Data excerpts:
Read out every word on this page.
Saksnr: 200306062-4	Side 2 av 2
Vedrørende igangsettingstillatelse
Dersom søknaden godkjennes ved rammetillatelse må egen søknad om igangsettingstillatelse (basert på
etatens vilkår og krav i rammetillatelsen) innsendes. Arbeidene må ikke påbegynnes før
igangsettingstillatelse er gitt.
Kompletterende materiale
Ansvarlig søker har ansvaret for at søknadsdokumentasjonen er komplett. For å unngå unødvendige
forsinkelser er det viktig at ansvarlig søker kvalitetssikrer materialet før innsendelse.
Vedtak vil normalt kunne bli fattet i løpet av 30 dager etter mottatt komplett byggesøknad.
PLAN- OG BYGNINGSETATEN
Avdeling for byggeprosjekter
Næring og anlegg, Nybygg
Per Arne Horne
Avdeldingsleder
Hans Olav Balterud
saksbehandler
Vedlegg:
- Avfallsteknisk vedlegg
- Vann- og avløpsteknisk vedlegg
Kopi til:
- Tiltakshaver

Stated task: Copy each record from above without leaving any out.

Output:
Read out every word on this page.
Saksnr: 200306062-4	Side 2 av 2
Vedrørende igangsettingstillatelse
Dersom søknaden godkjennes ved rammetillatelse må egen søknad om igangsettingstillatelse (basert på
etatens vilkår og krav i rammetillatelsen) innsendes. Arbeidene må ikke påbegynnes før
igangsettingstillatelse er gitt.
Kompletterende materiale
Ansvarlig søker har ansvaret for at søknadsdokumentasjonen er komplett. For å unngå unødvendige
forsinkelser er det viktig at ansvarlig søker kvalitetssikrer materialet før innsendelse.
Vedtak vil normalt kunne bli fattet i løpet av 30 dager etter mottatt komplett byggesøknad.
PLAN- OG BYGNINGSETATEN
Avdeling for byggeprosjekter
Næring og anlegg, Nybygg
Per Arne Horne
Avdeldingsleder
Hans Olav Balterud
saksbehandler
Vedlegg:
- Avfallsteknisk vedlegg
- Vann- og avløpsteknisk vedlegg
Kopi til:
- Tiltakshaver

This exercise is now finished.